[Extracted data entries]

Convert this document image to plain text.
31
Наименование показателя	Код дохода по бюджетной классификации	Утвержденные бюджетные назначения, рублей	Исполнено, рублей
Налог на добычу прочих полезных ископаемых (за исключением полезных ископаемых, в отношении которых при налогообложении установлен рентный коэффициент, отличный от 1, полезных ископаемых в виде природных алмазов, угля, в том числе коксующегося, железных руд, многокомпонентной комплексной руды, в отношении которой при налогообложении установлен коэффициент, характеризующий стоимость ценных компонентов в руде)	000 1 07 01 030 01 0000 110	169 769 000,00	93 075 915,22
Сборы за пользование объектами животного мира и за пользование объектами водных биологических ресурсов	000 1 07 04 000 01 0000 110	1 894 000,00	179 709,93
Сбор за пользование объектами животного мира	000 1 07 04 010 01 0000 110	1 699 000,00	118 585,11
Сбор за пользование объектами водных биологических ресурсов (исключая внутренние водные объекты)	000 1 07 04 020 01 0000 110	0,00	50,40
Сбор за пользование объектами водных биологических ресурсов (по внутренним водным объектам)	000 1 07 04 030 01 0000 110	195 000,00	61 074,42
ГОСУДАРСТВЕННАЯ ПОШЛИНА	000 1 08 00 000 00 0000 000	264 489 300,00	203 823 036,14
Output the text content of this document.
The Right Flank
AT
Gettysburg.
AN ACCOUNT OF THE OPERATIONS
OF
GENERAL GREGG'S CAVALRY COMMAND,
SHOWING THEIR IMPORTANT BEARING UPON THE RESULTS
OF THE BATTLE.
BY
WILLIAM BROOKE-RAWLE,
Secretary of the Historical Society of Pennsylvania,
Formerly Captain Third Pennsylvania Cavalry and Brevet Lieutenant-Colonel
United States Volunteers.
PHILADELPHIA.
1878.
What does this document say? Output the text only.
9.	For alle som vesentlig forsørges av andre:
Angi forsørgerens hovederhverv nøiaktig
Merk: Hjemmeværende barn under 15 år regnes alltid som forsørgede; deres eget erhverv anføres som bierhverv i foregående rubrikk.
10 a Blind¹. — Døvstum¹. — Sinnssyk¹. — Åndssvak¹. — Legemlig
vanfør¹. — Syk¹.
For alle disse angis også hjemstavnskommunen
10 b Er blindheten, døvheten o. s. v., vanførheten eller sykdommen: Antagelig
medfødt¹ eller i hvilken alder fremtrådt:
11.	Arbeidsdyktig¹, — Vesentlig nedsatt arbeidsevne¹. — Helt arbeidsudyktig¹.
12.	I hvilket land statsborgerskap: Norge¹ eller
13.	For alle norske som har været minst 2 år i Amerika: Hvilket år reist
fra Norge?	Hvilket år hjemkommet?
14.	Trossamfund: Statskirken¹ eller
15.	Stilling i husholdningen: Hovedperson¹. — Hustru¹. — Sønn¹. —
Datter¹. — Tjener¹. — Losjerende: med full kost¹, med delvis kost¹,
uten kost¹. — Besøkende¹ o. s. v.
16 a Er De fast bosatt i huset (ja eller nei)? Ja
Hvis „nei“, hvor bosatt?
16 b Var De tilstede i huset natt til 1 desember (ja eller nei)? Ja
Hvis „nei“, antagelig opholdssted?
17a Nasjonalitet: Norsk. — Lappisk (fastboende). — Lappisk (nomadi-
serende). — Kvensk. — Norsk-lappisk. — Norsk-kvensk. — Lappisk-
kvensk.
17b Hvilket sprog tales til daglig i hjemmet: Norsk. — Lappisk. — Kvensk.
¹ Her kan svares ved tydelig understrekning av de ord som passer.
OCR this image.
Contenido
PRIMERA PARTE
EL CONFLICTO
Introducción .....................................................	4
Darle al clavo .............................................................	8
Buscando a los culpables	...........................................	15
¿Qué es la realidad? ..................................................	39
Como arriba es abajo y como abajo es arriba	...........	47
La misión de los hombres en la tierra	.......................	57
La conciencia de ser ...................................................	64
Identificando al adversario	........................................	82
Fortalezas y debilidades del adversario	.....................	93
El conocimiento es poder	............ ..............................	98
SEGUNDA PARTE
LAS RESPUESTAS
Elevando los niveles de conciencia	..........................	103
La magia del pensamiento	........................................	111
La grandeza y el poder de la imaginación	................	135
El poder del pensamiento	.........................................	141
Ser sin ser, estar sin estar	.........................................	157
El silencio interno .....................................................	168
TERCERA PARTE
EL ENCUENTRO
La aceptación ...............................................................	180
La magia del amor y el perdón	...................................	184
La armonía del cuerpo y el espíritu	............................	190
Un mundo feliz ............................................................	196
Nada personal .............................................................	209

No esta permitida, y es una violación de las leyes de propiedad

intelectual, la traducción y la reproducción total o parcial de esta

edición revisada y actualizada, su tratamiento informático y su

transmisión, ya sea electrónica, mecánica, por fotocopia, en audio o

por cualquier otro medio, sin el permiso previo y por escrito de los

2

Objective: Check each line above for the word "мира" and copy the ones that have it.

Response:
Сборы за пользование объектами животного мира и за пользование объектами водных биологических ресурсов	000 1 07 04 000 01 0000 110	1 894 000,00	179 709,93
Сбор за пользование объектами животного мира	000 1 07 04 010 01 0000 110	1 699 000,00	118 585,11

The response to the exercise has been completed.